#### SHORT TASK
Examine the material below. Gather every line in which the string "一个比例里" appears.

#### SUPPLIED RECORDS

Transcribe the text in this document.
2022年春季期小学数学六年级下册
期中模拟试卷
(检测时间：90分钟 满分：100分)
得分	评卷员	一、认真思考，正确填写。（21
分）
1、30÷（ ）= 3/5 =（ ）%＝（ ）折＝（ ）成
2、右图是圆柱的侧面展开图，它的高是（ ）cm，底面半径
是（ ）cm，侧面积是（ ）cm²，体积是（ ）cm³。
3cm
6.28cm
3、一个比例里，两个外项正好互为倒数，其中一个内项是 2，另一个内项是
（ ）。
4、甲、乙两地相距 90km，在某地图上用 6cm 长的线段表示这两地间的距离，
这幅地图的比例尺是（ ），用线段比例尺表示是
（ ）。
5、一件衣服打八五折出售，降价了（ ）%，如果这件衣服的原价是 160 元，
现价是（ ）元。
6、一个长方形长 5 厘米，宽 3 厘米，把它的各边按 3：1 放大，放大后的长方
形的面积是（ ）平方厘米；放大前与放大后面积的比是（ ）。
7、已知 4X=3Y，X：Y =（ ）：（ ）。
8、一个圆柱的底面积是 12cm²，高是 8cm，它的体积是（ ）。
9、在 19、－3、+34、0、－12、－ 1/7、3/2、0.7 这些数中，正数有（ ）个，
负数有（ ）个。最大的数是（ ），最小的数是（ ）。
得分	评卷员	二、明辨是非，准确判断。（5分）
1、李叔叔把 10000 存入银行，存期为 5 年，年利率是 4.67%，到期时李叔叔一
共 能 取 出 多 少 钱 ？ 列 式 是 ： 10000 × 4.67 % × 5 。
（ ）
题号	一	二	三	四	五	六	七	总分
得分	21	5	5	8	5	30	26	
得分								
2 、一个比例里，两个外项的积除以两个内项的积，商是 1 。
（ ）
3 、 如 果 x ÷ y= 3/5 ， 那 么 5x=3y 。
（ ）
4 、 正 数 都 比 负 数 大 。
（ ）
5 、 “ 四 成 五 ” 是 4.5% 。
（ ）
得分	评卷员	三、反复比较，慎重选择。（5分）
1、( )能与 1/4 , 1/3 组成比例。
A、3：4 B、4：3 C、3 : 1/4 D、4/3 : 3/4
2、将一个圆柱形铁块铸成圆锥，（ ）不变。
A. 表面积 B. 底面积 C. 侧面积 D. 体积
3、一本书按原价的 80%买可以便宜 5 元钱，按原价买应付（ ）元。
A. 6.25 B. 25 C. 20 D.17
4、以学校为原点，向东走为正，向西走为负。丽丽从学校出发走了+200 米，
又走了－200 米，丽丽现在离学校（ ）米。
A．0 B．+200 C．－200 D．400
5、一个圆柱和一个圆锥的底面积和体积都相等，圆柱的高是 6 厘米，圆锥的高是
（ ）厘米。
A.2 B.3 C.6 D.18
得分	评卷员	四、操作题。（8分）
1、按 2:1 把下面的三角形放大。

#### RIGHT ANSWER
3、一个比例里，两个外项正好互为倒数，其中一个内项是 2，另一个内项是
2 、一个比例里，两个外项的积除以两个内项的积，商是 1 。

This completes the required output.